WHAT IS EXPECTED
Every entry must be repeated exactly. Exclude all pictures.

RECORDS PROVIDED
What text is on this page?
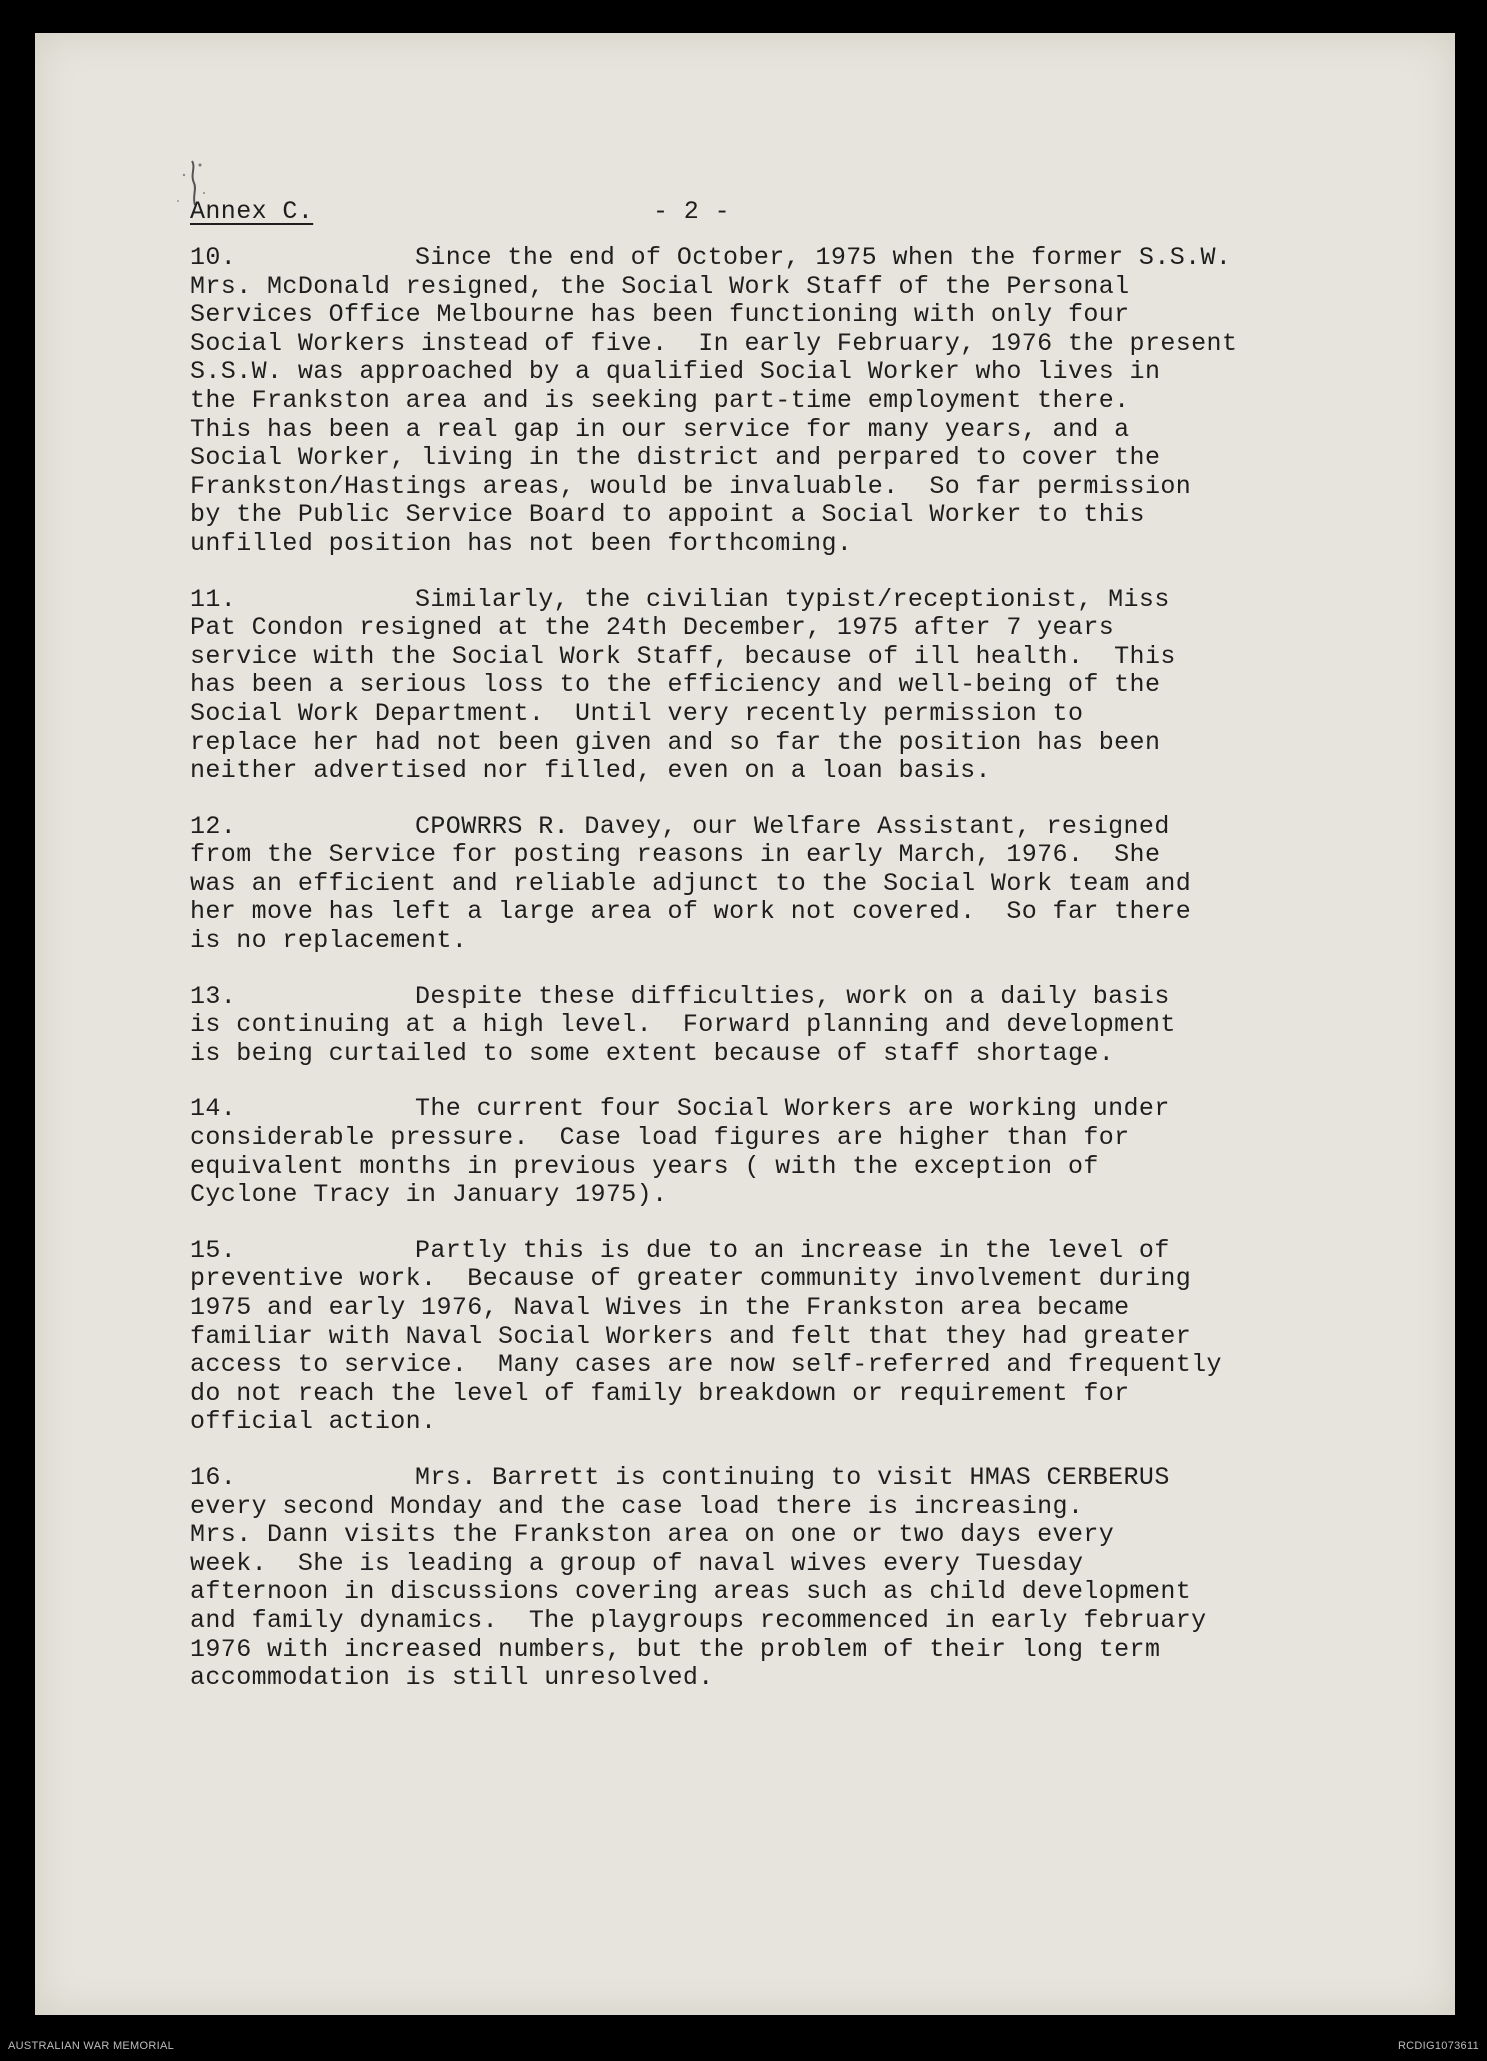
Annex C.	- 2 -
10.	Since the end of October, 1975 when the former S.S.W.
Mrs. McDonald resigned, the Social Work Staff of the Personal
Services Office Melbourne has been functioning with only four
Social Workers instead of five.  In early February, 1976 the present
S.S.W. was approached by a qualified Social Worker who lives in
the Frankston area and is seeking part-time employment there.
This has been a real gap in our service for many years, and a
Social Worker, living in the district and perpared to cover the
Frankston/Hastings areas, would be invaluable.  So far permission
by the Public Service Board to appoint a Social Worker to this
unfilled position has not been forthcoming.
11.	Similarly, the civilian typist/receptionist, Miss
Pat Condon resigned at the 24th December, 1975 after 7 years
service with the Social Work Staff, because of ill health.  This
has been a serious loss to the efficiency and well-being of the
Social Work Department.  Until very recently permission to
replace her had not been given and so far the position has been
neither advertised nor filled, even on a loan basis.
12.	CPOWRRS R. Davey, our Welfare Assistant, resigned
from the Service for posting reasons in early March, 1976.  She
was an efficient and reliable adjunct to the Social Work team and
her move has left a large area of work not covered.  So far there
is no replacement.
13.	Despite these difficulties, work on a daily basis
is continuing at a high level.  Forward planning and development
is being curtailed to some extent because of staff shortage.
14.	The current four Social Workers are working under
considerable pressure.  Case load figures are higher than for
equivalent months in previous years ( with the exception of
Cyclone Tracy in January 1975).
15.	Partly this is due to an increase in the level of
preventive work.  Because of greater community involvement during
1975 and early 1976, Naval Wives in the Frankston area became
familiar with Naval Social Workers and felt that they had greater
access to service.  Many cases are now self-referred and frequently
do not reach the level of family breakdown or requirement for
official action.
16.	Mrs. Barrett is continuing to visit HMAS CERBERUS
every second Monday and the case load there is increasing.
Mrs. Dann visits the Frankston area on one or two days every
week.  She is leading a group of naval wives every Tuesday
afternoon in discussions covering areas such as child development
and family dynamics.  The playgroups recommenced in early february
1976 with increased numbers, but the problem of their long term
accommodation is still unresolved.
AUSTRALIAN WAR MEMORIAL	RCDIG1073611
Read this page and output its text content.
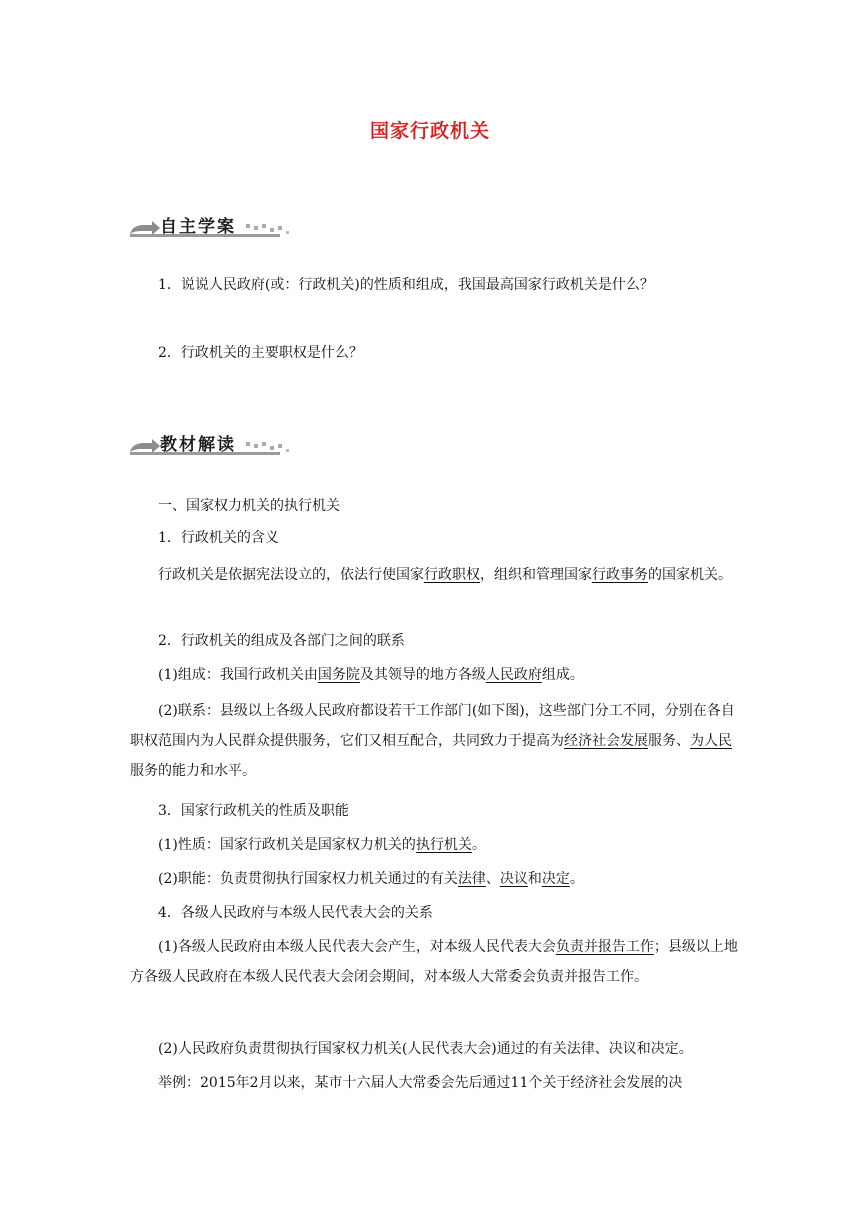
国家行政机关
自主学案

1．说说人民政府(或：行政机关)的性质和组成，我国最高国家行政机关是什么？

2．行政机关的主要职权是什么？

教材解读

一、国家权力机关的执行机关

1．行政机关的含义

行政机关是依据宪法设立的，依法行使国家行政职权，组织和管理国家行政事务的国家机关。

2．行政机关的组成及各部门之间的联系

(1)组成：我国行政机关由国务院及其领导的地方各级人民政府组成。

(2)联系：县级以上各级人民政府都设若干工作部门(如下图)，这些部门分工不同，分别在各自职权范围内为人民群众提供服务，它们又相互配合，共同致力于提高为经济社会发展服务、为人民服务的能力和水平。

3．国家行政机关的性质及职能

(1)性质：国家行政机关是国家权力机关的执行机关。

(2)职能：负责贯彻执行国家权力机关通过的有关法律、决议和决定。

4．各级人民政府与本级人民代表大会的关系

(1)各级人民政府由本级人民代表大会产生，对本级人民代表大会负责并报告工作；县级以上地方各级人民政府在本级人民代表大会闭会期间，对本级人大常委会负责并报告工作。

(2)人民政府负责贯彻执行国家权力机关(人民代表大会)通过的有关法律、决议和决定。

举例：2015年2月以来，某市十六届人大常委会先后通过11个关于经济社会发展的决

RESULT FOR THIS TASK
What text is on this page?
Annex C.	- 2 -
10.	Since the end of October, 1975 when the former S.S.W.
Mrs. McDonald resigned, the Social Work Staff of the Personal
Services Office Melbourne has been functioning with only four
Social Workers instead of five.  In early February, 1976 the present
S.S.W. was approached by a qualified Social Worker who lives in
the Frankston area and is seeking part-time employment there.
This has been a real gap in our service for many years, and a
Social Worker, living in the district and perpared to cover the
Frankston/Hastings areas, would be invaluable.  So far permission
by the Public Service Board to appoint a Social Worker to this
unfilled position has not been forthcoming.
11.	Similarly, the civilian typist/receptionist, Miss
Pat Condon resigned at the 24th December, 1975 after 7 years
service with the Social Work Staff, because of ill health.  This
has been a serious loss to the efficiency and well-being of the
Social Work Department.  Until very recently permission to
replace her had not been given and so far the position has been
neither advertised nor filled, even on a loan basis.
12.	CPOWRRS R. Davey, our Welfare Assistant, resigned
from the Service for posting reasons in early March, 1976.  She
was an efficient and reliable adjunct to the Social Work team and
her move has left a large area of work not covered.  So far there
is no replacement.
13.	Despite these difficulties, work on a daily basis
is continuing at a high level.  Forward planning and development
is being curtailed to some extent because of staff shortage.
14.	The current four Social Workers are working under
considerable pressure.  Case load figures are higher than for
equivalent months in previous years ( with the exception of
Cyclone Tracy in January 1975).
15.	Partly this is due to an increase in the level of
preventive work.  Because of greater community involvement during
1975 and early 1976, Naval Wives in the Frankston area became
familiar with Naval Social Workers and felt that they had greater
access to service.  Many cases are now self-referred and frequently
do not reach the level of family breakdown or requirement for
official action.
16.	Mrs. Barrett is continuing to visit HMAS CERBERUS
every second Monday and the case load there is increasing.
Mrs. Dann visits the Frankston area on one or two days every
week.  She is leading a group of naval wives every Tuesday
afternoon in discussions covering areas such as child development
and family dynamics.  The playgroups recommenced in early february
1976 with increased numbers, but the problem of their long term
accommodation is still unresolved.
AUSTRALIAN WAR MEMORIAL	RCDIG1073611
Read this page and output its text content.
国家行政机关
自主学案

1．说说人民政府(或：行政机关)的性质和组成，我国最高国家行政机关是什么？

2．行政机关的主要职权是什么？

教材解读

一、国家权力机关的执行机关

1．行政机关的含义

行政机关是依据宪法设立的，依法行使国家行政职权，组织和管理国家行政事务的国家机关。

2．行政机关的组成及各部门之间的联系

(1)组成：我国行政机关由国务院及其领导的地方各级人民政府组成。

(2)联系：县级以上各级人民政府都设若干工作部门(如下图)，这些部门分工不同，分别在各自职权范围内为人民群众提供服务，它们又相互配合，共同致力于提高为经济社会发展服务、为人民服务的能力和水平。

3．国家行政机关的性质及职能

(1)性质：国家行政机关是国家权力机关的执行机关。

(2)职能：负责贯彻执行国家权力机关通过的有关法律、决议和决定。

4．各级人民政府与本级人民代表大会的关系

(1)各级人民政府由本级人民代表大会产生，对本级人民代表大会负责并报告工作；县级以上地方各级人民政府在本级人民代表大会闭会期间，对本级人大常委会负责并报告工作。

(2)人民政府负责贯彻执行国家权力机关(人民代表大会)通过的有关法律、决议和决定。

举例：2015年2月以来，某市十六届人大常委会先后通过11个关于经济社会发展的决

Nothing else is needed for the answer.